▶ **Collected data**
_ _ _ _

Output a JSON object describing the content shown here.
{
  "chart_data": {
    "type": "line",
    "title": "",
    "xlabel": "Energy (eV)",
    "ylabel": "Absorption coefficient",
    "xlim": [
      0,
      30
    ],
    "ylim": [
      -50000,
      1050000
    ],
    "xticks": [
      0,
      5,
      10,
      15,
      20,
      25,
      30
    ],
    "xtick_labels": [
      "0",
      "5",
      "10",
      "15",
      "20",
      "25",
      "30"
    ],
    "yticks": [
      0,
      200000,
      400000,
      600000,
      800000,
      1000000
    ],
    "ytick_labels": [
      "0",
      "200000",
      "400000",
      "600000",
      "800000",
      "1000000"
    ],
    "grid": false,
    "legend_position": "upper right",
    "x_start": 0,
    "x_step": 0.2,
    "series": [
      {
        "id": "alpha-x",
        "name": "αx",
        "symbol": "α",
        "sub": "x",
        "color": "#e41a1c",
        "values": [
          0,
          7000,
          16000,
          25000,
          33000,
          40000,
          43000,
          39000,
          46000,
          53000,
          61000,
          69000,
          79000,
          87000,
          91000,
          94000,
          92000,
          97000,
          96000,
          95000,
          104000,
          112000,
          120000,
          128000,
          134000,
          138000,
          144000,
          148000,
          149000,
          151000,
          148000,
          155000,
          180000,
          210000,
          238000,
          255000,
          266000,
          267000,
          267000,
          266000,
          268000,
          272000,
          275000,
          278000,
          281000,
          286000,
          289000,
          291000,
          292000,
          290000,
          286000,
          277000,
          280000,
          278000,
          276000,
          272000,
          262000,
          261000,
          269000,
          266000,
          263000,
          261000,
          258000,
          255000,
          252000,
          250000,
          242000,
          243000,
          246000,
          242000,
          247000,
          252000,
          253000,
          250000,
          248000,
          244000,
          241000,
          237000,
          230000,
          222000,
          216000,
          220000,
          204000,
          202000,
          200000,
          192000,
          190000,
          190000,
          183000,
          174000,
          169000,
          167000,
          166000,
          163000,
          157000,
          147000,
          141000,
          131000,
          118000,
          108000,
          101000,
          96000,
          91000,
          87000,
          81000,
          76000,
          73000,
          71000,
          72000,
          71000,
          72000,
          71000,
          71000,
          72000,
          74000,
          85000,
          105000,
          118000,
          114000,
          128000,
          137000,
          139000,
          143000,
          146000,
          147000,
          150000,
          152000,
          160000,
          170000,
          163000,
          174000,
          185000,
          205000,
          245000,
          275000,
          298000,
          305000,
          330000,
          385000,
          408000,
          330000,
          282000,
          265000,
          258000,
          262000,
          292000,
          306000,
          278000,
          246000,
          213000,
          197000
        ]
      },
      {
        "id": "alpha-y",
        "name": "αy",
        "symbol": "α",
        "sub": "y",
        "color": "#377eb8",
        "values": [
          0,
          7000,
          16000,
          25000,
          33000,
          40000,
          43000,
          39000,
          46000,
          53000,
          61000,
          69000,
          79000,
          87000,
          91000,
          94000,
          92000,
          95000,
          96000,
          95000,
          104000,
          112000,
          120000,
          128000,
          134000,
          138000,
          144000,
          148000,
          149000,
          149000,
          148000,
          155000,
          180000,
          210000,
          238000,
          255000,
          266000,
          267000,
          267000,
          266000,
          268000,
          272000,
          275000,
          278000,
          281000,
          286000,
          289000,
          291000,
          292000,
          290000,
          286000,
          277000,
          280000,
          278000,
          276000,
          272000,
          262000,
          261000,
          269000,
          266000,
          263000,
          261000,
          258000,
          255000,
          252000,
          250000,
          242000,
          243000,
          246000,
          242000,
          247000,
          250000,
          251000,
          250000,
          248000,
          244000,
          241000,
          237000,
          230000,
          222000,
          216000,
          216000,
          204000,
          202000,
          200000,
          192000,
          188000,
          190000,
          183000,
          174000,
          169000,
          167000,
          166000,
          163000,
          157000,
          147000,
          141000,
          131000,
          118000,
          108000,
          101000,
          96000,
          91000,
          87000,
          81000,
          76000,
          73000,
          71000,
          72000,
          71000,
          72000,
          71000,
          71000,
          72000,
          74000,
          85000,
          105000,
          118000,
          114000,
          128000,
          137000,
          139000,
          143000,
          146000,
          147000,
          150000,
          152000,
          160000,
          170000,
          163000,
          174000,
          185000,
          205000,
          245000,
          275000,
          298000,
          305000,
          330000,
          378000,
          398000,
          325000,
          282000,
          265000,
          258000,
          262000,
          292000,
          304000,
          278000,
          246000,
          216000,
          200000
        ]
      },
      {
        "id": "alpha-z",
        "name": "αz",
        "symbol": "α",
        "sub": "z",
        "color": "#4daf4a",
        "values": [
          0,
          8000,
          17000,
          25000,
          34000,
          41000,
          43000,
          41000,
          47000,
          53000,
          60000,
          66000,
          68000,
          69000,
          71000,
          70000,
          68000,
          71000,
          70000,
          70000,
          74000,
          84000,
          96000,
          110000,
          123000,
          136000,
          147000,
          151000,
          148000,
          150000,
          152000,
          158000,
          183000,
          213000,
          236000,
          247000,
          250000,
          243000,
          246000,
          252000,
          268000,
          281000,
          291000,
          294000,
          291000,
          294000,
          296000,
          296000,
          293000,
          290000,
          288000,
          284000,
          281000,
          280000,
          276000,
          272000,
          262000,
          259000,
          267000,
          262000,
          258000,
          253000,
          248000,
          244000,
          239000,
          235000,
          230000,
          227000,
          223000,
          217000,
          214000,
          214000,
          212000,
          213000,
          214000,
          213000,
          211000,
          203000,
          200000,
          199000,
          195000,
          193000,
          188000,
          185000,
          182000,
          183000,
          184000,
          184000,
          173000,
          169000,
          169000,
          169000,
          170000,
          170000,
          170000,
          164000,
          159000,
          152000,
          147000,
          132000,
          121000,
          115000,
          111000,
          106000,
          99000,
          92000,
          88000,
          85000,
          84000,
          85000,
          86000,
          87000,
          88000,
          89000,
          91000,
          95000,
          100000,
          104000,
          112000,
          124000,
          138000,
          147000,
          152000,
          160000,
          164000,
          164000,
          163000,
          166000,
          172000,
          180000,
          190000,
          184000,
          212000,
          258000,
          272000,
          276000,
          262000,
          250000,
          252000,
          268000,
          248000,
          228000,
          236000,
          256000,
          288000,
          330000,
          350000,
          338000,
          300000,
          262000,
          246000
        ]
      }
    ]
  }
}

_ _ _ _

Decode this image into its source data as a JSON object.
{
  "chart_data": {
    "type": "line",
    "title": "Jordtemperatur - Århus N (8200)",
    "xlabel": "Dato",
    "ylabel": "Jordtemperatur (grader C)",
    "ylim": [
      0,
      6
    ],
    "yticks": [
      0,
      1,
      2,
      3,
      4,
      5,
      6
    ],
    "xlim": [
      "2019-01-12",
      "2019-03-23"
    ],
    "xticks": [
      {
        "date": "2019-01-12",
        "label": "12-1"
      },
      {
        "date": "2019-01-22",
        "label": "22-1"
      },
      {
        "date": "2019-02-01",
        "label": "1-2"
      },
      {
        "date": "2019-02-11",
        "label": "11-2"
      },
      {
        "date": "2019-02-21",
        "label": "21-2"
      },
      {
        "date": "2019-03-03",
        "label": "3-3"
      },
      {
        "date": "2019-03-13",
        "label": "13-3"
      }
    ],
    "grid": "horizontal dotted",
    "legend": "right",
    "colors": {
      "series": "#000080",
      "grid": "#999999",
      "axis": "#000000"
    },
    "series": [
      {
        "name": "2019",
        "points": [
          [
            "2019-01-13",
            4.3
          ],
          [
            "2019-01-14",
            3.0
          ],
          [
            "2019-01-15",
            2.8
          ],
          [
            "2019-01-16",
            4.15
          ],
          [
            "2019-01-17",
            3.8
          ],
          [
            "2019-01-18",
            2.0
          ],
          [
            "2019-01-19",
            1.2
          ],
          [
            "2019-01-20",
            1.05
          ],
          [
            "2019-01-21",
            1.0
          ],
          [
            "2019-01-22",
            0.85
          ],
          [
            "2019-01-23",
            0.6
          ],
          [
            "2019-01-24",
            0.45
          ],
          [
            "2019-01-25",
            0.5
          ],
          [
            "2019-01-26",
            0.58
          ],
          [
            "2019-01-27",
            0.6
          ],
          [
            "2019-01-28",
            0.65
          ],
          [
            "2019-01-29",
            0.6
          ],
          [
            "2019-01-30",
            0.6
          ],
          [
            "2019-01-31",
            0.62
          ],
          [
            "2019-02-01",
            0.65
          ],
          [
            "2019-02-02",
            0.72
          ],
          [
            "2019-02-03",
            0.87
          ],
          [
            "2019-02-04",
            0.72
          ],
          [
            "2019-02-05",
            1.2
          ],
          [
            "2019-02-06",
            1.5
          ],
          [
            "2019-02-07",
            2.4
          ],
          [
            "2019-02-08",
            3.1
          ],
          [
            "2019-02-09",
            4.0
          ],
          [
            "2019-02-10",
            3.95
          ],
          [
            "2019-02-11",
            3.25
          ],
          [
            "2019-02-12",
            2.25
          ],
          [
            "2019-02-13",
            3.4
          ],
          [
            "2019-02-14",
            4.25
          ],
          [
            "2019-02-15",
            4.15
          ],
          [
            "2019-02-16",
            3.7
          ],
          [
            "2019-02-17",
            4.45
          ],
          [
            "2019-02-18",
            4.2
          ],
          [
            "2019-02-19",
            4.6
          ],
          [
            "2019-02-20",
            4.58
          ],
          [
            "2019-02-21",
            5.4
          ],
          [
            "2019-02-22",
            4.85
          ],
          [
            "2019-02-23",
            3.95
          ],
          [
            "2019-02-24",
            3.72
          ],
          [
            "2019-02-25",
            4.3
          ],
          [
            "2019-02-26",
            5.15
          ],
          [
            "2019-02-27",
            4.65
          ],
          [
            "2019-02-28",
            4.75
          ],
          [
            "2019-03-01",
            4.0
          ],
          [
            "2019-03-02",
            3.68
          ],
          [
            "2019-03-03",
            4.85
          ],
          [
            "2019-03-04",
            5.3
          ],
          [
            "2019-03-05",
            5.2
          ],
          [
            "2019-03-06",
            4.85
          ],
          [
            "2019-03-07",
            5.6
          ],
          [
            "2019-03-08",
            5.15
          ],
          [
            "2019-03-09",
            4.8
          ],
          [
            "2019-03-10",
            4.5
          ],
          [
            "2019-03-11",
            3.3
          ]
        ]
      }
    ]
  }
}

_ _ _ _

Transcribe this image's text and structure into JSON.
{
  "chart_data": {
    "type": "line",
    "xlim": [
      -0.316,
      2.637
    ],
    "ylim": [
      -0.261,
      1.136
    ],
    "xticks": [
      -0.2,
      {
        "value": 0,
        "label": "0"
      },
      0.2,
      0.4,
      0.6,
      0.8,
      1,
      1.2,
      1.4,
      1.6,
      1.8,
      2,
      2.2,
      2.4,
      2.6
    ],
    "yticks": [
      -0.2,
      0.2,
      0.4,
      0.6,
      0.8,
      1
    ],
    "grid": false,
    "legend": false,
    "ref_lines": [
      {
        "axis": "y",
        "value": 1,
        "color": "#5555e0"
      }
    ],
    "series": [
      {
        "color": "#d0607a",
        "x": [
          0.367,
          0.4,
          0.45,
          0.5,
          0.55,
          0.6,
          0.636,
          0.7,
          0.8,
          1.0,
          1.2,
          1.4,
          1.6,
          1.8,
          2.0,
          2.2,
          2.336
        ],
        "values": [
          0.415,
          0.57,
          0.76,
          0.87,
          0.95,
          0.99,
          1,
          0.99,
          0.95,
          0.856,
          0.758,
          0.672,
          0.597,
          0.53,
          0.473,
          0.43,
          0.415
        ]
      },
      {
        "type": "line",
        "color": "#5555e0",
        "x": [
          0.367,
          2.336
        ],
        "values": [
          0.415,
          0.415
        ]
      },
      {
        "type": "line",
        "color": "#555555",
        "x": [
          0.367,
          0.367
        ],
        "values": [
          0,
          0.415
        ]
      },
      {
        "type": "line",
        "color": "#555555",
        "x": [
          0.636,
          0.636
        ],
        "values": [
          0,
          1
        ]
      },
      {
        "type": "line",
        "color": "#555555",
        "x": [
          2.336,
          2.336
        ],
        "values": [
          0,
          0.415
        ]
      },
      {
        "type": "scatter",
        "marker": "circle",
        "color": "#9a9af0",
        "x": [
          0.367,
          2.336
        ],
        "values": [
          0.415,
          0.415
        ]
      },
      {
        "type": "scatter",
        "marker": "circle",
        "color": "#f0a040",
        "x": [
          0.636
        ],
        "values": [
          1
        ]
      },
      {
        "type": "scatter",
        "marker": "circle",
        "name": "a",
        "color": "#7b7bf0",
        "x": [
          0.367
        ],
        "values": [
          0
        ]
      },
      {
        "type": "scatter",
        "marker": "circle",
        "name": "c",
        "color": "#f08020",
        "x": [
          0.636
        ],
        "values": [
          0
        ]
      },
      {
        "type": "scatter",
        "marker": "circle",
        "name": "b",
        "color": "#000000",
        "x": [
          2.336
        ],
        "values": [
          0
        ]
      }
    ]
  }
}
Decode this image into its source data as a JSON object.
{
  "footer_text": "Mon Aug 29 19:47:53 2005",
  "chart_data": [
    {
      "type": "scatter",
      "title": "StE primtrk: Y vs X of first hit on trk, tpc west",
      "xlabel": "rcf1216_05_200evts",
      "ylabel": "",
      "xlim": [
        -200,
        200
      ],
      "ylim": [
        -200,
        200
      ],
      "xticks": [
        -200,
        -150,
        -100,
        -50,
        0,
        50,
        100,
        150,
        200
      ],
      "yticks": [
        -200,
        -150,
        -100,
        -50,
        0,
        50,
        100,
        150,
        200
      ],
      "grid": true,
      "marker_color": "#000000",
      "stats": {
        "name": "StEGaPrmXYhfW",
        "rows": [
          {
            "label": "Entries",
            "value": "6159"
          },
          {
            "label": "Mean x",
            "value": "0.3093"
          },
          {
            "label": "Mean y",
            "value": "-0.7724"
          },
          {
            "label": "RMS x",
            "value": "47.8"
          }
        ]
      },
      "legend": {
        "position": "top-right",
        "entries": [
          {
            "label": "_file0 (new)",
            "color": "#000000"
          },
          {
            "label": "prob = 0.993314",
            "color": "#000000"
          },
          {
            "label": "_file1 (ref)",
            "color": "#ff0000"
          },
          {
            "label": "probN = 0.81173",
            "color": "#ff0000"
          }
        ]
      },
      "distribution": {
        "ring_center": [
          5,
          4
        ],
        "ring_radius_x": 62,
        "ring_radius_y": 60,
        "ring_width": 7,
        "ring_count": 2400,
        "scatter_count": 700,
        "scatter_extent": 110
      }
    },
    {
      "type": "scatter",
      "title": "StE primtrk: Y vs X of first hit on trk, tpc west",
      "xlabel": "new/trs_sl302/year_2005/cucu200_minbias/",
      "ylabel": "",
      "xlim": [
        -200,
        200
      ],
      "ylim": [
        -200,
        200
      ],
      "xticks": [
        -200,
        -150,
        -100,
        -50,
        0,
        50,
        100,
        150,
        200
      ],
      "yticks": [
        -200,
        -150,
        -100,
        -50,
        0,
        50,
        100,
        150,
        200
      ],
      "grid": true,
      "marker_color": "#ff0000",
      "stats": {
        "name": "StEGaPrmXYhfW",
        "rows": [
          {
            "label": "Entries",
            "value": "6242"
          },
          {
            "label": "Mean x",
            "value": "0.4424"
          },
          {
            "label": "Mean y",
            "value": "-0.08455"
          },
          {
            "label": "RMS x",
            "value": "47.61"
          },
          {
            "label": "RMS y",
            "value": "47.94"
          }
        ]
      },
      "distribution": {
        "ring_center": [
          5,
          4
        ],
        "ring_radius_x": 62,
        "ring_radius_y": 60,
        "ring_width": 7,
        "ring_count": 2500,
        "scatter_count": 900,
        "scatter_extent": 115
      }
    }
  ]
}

_ _ _ _

▶ **Exercise brief**
In the entries above, identify each line that includes the string "title", then copy it.

▶ **Written response**
    "title": "",
    "title": "Jordtemperatur - Århus N (8200)",
      "title": "StE primtrk: Y vs X of first hit on trk, tpc west",
      "title": "StE primtrk: Y vs X of first hit on trk, tpc west",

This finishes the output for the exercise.